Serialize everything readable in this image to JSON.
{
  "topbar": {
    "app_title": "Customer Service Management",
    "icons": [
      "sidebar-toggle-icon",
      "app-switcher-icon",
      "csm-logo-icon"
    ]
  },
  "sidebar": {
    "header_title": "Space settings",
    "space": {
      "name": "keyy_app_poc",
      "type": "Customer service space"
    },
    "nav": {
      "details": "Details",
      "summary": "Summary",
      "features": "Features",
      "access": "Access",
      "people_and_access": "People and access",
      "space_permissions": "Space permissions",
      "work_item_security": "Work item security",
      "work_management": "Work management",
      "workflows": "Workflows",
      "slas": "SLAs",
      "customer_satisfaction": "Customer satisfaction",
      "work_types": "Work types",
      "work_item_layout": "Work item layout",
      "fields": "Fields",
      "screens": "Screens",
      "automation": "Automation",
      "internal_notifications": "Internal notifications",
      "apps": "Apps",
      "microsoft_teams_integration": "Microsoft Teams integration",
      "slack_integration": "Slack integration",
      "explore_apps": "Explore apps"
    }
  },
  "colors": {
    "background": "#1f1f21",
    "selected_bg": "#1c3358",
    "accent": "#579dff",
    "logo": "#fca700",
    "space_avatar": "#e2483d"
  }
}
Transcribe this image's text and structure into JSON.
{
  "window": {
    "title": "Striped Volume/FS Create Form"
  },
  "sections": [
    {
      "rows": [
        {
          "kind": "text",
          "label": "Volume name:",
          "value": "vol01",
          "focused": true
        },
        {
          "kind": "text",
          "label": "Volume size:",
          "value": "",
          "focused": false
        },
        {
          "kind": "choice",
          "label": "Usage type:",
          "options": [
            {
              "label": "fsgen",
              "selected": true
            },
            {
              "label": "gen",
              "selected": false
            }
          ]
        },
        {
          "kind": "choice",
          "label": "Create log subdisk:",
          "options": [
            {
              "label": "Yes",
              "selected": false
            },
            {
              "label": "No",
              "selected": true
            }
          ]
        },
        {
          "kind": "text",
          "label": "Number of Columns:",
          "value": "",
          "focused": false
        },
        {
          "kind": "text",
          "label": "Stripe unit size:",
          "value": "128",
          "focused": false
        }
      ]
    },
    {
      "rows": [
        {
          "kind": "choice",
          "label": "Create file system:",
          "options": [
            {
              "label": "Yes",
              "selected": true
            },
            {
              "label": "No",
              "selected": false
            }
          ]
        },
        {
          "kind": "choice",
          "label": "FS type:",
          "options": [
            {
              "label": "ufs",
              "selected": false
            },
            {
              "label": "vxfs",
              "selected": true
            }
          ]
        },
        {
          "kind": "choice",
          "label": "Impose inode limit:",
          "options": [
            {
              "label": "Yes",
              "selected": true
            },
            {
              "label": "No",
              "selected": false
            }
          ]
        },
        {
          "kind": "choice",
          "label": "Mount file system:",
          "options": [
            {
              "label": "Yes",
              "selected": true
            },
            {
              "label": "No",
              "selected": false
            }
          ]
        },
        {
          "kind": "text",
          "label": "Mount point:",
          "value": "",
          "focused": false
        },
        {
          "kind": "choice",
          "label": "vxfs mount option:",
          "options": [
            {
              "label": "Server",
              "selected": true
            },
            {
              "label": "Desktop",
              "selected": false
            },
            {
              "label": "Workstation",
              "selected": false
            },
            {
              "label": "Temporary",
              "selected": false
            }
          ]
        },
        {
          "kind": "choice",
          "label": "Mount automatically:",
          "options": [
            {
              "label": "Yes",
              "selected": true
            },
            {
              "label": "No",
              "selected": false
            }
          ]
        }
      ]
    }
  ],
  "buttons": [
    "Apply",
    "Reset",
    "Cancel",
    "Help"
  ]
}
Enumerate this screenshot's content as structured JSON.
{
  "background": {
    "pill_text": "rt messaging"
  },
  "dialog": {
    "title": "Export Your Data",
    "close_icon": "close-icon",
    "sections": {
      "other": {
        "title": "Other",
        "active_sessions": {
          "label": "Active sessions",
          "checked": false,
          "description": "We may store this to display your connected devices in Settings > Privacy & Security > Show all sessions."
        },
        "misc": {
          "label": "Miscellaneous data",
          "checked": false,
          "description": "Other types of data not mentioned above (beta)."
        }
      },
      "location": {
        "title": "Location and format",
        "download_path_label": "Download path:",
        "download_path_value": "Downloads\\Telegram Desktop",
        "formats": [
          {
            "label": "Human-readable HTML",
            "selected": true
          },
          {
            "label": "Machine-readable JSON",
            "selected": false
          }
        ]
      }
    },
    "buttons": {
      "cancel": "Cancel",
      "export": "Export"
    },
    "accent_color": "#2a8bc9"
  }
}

----

TASK:
Which lines of the material contain the string "types"? List each of them.

ANSWER TO THE PROBLEM:
      "work_types": "Work types",
          "description": "Other types of data not mentioned above (beta)."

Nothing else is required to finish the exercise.